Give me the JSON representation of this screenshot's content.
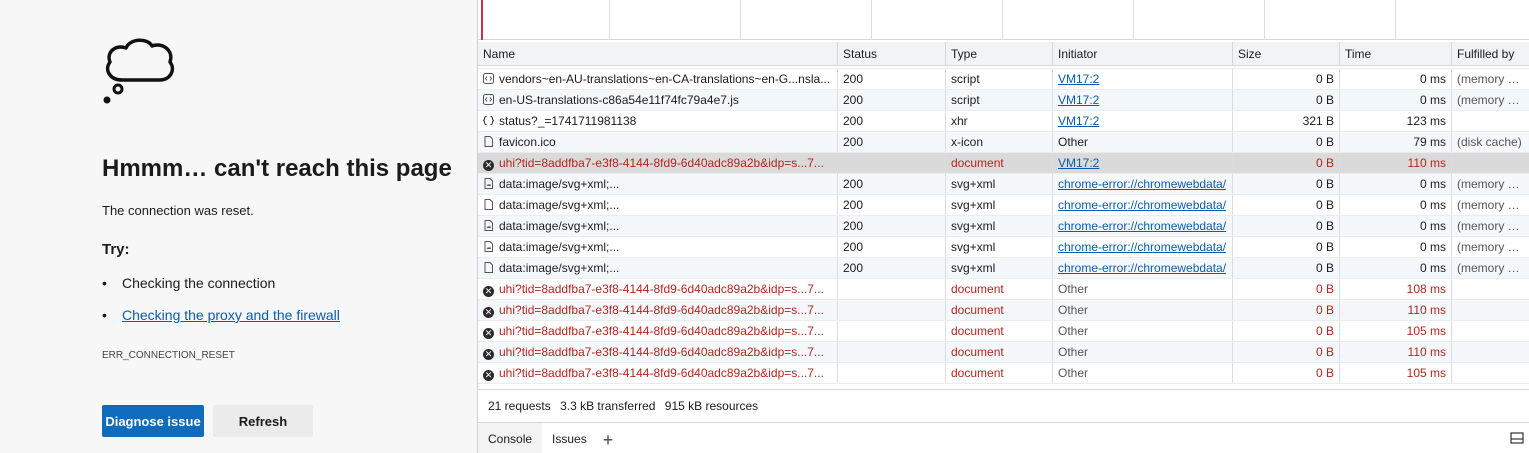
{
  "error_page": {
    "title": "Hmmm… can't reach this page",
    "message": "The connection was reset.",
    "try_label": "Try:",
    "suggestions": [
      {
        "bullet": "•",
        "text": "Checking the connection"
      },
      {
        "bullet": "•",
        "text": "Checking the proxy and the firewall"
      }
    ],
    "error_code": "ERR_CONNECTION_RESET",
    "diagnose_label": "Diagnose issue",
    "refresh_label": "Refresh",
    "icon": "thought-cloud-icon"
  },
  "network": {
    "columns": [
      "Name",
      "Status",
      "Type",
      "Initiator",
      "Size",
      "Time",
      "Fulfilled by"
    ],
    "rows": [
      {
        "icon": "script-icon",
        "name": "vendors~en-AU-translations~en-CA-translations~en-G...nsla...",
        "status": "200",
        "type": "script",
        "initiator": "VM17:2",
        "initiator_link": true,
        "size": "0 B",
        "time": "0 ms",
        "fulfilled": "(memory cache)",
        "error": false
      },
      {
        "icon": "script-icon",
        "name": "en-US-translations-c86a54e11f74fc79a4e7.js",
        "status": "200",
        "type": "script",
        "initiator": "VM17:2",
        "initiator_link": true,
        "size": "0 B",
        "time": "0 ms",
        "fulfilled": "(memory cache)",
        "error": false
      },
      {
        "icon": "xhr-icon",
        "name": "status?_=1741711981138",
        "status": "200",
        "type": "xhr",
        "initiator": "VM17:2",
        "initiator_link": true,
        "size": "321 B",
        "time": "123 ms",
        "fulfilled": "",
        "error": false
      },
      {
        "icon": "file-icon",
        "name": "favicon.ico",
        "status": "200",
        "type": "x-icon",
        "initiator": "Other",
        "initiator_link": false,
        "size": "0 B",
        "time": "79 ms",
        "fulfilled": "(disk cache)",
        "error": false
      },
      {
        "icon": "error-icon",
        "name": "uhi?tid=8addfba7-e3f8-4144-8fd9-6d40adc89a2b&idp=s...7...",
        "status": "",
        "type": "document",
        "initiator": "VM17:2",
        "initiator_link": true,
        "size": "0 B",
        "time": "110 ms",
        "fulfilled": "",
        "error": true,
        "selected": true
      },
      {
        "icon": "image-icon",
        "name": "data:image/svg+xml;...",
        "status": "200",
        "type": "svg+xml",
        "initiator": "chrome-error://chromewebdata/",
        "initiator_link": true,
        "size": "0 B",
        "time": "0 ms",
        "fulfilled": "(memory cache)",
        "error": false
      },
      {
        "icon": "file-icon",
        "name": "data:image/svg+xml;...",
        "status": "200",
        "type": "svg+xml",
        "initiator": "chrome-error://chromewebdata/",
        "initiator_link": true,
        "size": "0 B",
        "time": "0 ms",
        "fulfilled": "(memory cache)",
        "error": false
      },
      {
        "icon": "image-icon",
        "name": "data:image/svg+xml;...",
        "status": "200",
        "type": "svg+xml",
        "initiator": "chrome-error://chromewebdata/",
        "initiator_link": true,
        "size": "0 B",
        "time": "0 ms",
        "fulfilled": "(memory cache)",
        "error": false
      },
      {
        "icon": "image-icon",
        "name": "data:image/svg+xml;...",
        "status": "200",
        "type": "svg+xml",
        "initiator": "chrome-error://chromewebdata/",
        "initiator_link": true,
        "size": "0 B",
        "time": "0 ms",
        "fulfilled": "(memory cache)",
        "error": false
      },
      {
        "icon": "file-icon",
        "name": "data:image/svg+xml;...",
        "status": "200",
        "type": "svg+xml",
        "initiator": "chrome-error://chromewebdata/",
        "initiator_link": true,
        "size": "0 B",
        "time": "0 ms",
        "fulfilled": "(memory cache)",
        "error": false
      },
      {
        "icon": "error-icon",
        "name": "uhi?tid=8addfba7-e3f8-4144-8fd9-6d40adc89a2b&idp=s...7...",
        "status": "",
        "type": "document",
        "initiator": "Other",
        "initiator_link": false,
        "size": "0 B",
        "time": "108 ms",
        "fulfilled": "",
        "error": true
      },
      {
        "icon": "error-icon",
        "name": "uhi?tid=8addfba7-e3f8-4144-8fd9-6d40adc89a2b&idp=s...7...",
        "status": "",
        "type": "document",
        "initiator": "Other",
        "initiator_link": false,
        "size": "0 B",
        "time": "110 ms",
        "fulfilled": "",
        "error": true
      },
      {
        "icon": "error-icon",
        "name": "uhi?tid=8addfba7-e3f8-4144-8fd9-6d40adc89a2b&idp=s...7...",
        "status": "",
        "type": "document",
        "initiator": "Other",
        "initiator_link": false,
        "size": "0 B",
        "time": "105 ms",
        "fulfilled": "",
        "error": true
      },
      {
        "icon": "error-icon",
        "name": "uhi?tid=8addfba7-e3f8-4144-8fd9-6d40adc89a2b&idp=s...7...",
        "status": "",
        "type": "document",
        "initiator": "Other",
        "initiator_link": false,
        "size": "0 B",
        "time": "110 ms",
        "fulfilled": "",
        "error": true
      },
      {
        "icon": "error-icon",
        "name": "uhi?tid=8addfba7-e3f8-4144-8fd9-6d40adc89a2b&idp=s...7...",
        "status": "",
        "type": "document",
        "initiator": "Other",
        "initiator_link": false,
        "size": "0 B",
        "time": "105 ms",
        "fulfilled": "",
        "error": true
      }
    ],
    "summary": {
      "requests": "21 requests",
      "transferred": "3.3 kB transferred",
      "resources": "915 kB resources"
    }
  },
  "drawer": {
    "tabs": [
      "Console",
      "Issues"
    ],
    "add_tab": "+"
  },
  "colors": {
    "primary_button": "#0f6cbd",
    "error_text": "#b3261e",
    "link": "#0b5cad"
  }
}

+++

Directions for this task
Leave the pictures out and reproduce each record exactly as written.

Answer to the task
Give me the JSON representation of this screenshot's content.
{
  "error_page": {
    "title": "Hmmm… can't reach this page",
    "message": "The connection was reset.",
    "try_label": "Try:",
    "suggestions": [
      {
        "bullet": "•",
        "text": "Checking the connection"
      },
      {
        "bullet": "•",
        "text": "Checking the proxy and the firewall"
      }
    ],
    "error_code": "ERR_CONNECTION_RESET",
    "diagnose_label": "Diagnose issue",
    "refresh_label": "Refresh",
    "icon": "thought-cloud-icon"
  },
  "network": {
    "columns": [
      "Name",
      "Status",
      "Type",
      "Initiator",
      "Size",
      "Time",
      "Fulfilled by"
    ],
    "rows": [
      {
        "icon": "script-icon",
        "name": "vendors~en-AU-translations~en-CA-translations~en-G...nsla...",
        "status": "200",
        "type": "script",
        "initiator": "VM17:2",
        "initiator_link": true,
        "size": "0 B",
        "time": "0 ms",
        "fulfilled": "(memory cache)",
        "error": false
      },
      {
        "icon": "script-icon",
        "name": "en-US-translations-c86a54e11f74fc79a4e7.js",
        "status": "200",
        "type": "script",
        "initiator": "VM17:2",
        "initiator_link": true,
        "size": "0 B",
        "time": "0 ms",
        "fulfilled": "(memory cache)",
        "error": false
      },
      {
        "icon": "xhr-icon",
        "name": "status?_=1741711981138",
        "status": "200",
        "type": "xhr",
        "initiator": "VM17:2",
        "initiator_link": true,
        "size": "321 B",
        "time": "123 ms",
        "fulfilled": "",
        "error": false
      },
      {
        "icon": "file-icon",
        "name": "favicon.ico",
        "status": "200",
        "type": "x-icon",
        "initiator": "Other",
        "initiator_link": false,
        "size": "0 B",
        "time": "79 ms",
        "fulfilled": "(disk cache)",
        "error": false
      },
      {
        "icon": "error-icon",
        "name": "uhi?tid=8addfba7-e3f8-4144-8fd9-6d40adc89a2b&idp=s...7...",
        "status": "",
        "type": "document",
        "initiator": "VM17:2",
        "initiator_link": true,
        "size": "0 B",
        "time": "110 ms",
        "fulfilled": "",
        "error": true,
        "selected": true
      },
      {
        "icon": "image-icon",
        "name": "data:image/svg+xml;...",
        "status": "200",
        "type": "svg+xml",
        "initiator": "chrome-error://chromewebdata/",
        "initiator_link": true,
        "size": "0 B",
        "time": "0 ms",
        "fulfilled": "(memory cache)",
        "error": false
      },
      {
        "icon": "file-icon",
        "name": "data:image/svg+xml;...",
        "status": "200",
        "type": "svg+xml",
        "initiator": "chrome-error://chromewebdata/",
        "initiator_link": true,
        "size": "0 B",
        "time": "0 ms",
        "fulfilled": "(memory cache)",
        "error": false
      },
      {
        "icon": "image-icon",
        "name": "data:image/svg+xml;...",
        "status": "200",
        "type": "svg+xml",
        "initiator": "chrome-error://chromewebdata/",
        "initiator_link": true,
        "size": "0 B",
        "time": "0 ms",
        "fulfilled": "(memory cache)",
        "error": false
      },
      {
        "icon": "image-icon",
        "name": "data:image/svg+xml;...",
        "status": "200",
        "type": "svg+xml",
        "initiator": "chrome-error://chromewebdata/",
        "initiator_link": true,
        "size": "0 B",
        "time": "0 ms",
        "fulfilled": "(memory cache)",
        "error": false
      },
      {
        "icon": "file-icon",
        "name": "data:image/svg+xml;...",
        "status": "200",
        "type": "svg+xml",
        "initiator": "chrome-error://chromewebdata/",
        "initiator_link": true,
        "size": "0 B",
        "time": "0 ms",
        "fulfilled": "(memory cache)",
        "error": false
      },
      {
        "icon": "error-icon",
        "name": "uhi?tid=8addfba7-e3f8-4144-8fd9-6d40adc89a2b&idp=s...7...",
        "status": "",
        "type": "document",
        "initiator": "Other",
        "initiator_link": false,
        "size": "0 B",
        "time": "108 ms",
        "fulfilled": "",
        "error": true
      },
      {
        "icon": "error-icon",
        "name": "uhi?tid=8addfba7-e3f8-4144-8fd9-6d40adc89a2b&idp=s...7...",
        "status": "",
        "type": "document",
        "initiator": "Other",
        "initiator_link": false,
        "size": "0 B",
        "time": "110 ms",
        "fulfilled": "",
        "error": true
      },
      {
        "icon": "error-icon",
        "name": "uhi?tid=8addfba7-e3f8-4144-8fd9-6d40adc89a2b&idp=s...7...",
        "status": "",
        "type": "document",
        "initiator": "Other",
        "initiator_link": false,
        "size": "0 B",
        "time": "105 ms",
        "fulfilled": "",
        "error": true
      },
      {
        "icon": "error-icon",
        "name": "uhi?tid=8addfba7-e3f8-4144-8fd9-6d40adc89a2b&idp=s...7...",
        "status": "",
        "type": "document",
        "initiator": "Other",
        "initiator_link": false,
        "size": "0 B",
        "time": "110 ms",
        "fulfilled": "",
        "error": true
      },
      {
        "icon": "error-icon",
        "name": "uhi?tid=8addfba7-e3f8-4144-8fd9-6d40adc89a2b&idp=s...7...",
        "status": "",
        "type": "document",
        "initiator": "Other",
        "initiator_link": false,
        "size": "0 B",
        "time": "105 ms",
        "fulfilled": "",
        "error": true
      }
    ],
    "summary": {
      "requests": "21 requests",
      "transferred": "3.3 kB transferred",
      "resources": "915 kB resources"
    }
  },
  "drawer": {
    "tabs": [
      "Console",
      "Issues"
    ],
    "add_tab": "+"
  },
  "colors": {
    "primary_button": "#0f6cbd",
    "error_text": "#b3261e",
    "link": "#0b5cad"
  }
}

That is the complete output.